:: TEXTE DE L'EXERCICE ::

Nouvelle-Calédonie : Sonia Backès relaxée des poursuites en diffamation
La présidente de la province Sud, Sonia Backès, a été relaxée des poursuites en diffamation engagées par le leader indépendantiste Christian Tein. Le tribunal correctionnel de Paris a rendu sa décision le 1er avril.
Un jugement de valeur virulent mais non diffamatoire

La 17e chambre correctionnelle a jugé que les propos de Sonia Backès, qualifiant Christian Tein de « chef des terroristes », constituaient un simple jugement de valeur. Ces paroles, prononcées lors d'un entretien sur RTL en septembre 2024, n’ont pas été considérées comme de la diffamation par le tribunal. ## Décision du tribunal sur l'expression controversée
Le tribunal a statué que l'expression contestée ne visait pas des actes de terrorisme imputés à Christian Tein, mais relevait d'une polémique politique pour discréditer son action à la tête de la CCAT lors des émeutes. Les juges ont souligné que M. Tein pouvait légitimement être blessé par ce qualificatif, bien que aucune implication dans des actes de terrorisme ne lui ait été reprochée.

:::
:: DONNÉES PRÉSENTÉES ::

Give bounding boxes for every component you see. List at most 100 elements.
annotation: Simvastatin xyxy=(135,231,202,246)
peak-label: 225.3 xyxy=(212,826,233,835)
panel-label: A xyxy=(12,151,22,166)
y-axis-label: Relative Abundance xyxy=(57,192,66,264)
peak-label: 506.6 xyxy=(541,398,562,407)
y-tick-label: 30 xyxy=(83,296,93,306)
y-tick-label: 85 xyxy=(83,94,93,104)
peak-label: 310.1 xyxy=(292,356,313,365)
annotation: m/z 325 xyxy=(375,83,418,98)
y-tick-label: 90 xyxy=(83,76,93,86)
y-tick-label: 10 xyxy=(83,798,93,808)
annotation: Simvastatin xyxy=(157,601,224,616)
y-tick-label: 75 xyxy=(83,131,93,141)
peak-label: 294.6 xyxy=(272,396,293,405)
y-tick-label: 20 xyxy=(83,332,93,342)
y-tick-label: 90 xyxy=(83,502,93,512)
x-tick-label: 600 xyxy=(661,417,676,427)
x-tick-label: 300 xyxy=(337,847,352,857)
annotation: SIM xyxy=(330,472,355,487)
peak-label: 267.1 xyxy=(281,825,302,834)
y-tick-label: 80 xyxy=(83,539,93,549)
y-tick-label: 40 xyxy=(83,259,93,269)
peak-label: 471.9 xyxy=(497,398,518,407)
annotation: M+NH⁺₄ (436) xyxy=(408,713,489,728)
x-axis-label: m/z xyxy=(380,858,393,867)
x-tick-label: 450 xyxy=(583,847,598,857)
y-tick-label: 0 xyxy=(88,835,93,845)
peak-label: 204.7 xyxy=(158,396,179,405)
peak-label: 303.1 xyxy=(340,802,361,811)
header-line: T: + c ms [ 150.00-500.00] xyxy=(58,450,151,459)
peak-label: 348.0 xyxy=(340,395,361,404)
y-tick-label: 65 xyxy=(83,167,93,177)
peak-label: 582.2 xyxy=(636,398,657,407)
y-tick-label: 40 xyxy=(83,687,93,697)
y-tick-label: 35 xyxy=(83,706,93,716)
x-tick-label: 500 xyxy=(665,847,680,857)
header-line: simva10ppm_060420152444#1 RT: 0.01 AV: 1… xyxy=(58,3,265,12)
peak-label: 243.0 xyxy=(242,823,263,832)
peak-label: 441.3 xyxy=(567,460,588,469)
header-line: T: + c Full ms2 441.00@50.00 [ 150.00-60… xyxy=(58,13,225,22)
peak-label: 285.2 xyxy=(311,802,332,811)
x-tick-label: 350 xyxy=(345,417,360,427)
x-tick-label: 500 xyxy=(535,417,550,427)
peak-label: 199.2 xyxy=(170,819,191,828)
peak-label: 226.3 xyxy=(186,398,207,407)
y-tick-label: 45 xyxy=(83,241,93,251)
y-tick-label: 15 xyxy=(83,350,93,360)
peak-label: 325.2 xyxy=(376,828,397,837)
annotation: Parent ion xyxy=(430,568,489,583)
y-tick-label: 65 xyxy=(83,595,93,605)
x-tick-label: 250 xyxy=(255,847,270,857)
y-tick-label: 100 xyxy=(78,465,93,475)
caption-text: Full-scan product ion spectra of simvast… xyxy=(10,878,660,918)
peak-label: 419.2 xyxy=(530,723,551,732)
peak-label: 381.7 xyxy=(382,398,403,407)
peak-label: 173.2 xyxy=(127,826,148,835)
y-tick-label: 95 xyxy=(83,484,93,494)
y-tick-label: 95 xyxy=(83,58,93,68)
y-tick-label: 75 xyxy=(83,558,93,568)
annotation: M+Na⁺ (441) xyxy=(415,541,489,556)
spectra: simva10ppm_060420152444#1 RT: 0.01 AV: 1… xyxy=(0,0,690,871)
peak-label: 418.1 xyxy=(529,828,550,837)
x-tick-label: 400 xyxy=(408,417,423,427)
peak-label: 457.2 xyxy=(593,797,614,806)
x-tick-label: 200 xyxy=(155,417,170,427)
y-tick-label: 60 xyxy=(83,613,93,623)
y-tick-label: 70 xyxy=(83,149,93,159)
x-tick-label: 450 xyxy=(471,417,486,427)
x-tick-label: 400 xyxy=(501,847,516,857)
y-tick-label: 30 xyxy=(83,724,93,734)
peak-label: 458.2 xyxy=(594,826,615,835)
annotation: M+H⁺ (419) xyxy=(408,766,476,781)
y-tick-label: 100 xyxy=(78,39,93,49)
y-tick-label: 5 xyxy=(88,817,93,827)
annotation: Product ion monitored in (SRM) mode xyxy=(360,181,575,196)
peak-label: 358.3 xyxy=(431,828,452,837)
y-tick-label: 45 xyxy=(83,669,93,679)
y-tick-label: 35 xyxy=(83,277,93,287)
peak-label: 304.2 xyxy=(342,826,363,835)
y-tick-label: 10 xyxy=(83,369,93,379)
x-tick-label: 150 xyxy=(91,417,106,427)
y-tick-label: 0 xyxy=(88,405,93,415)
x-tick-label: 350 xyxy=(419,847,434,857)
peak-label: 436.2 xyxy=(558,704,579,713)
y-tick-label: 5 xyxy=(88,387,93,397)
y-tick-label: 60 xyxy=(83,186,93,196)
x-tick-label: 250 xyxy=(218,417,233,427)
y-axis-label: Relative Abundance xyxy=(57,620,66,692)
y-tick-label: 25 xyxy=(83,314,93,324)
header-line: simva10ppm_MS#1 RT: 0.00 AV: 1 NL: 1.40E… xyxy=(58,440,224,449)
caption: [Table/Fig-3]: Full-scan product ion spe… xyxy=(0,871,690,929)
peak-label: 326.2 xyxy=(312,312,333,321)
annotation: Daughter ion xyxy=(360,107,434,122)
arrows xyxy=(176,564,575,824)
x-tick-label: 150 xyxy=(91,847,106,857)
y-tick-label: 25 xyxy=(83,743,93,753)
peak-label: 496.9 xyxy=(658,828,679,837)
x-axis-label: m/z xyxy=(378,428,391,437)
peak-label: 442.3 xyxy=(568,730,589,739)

:::

— ÉNONCÉ —
Reprenez l'article sur la relaxe de Sonia Backès et poursuivez-en la rédaction à partir de sa dernière phrase.

— ZONE DE RÉPONSE —
Réaction de Sonia Backès à la décision
Sonia Backès, auprès de l'Agence France-Presse (AFP), a salué cette décision comme un rappel que les responsables publics doivent pouvoir s'exprimer librement et clairement lorsqu'il s'agit de qualifier des situations liées à la sécurité des Calédoniens.
Retour de Christian Tein en Nouvelle-Calédonie
Après avoir été interpellé en juin 2024 et placé en détention provisoire à Mulhouse pour son implication présumée dans les émeutes de mai, Christian Tein a été élu président du FLNKS alors qu'il était incarcéré. Libéré sous contrôle judiciaire en juillet 2025, il est rentré en Nouvelle-Calédonie en décembre après la levée de cette mesure.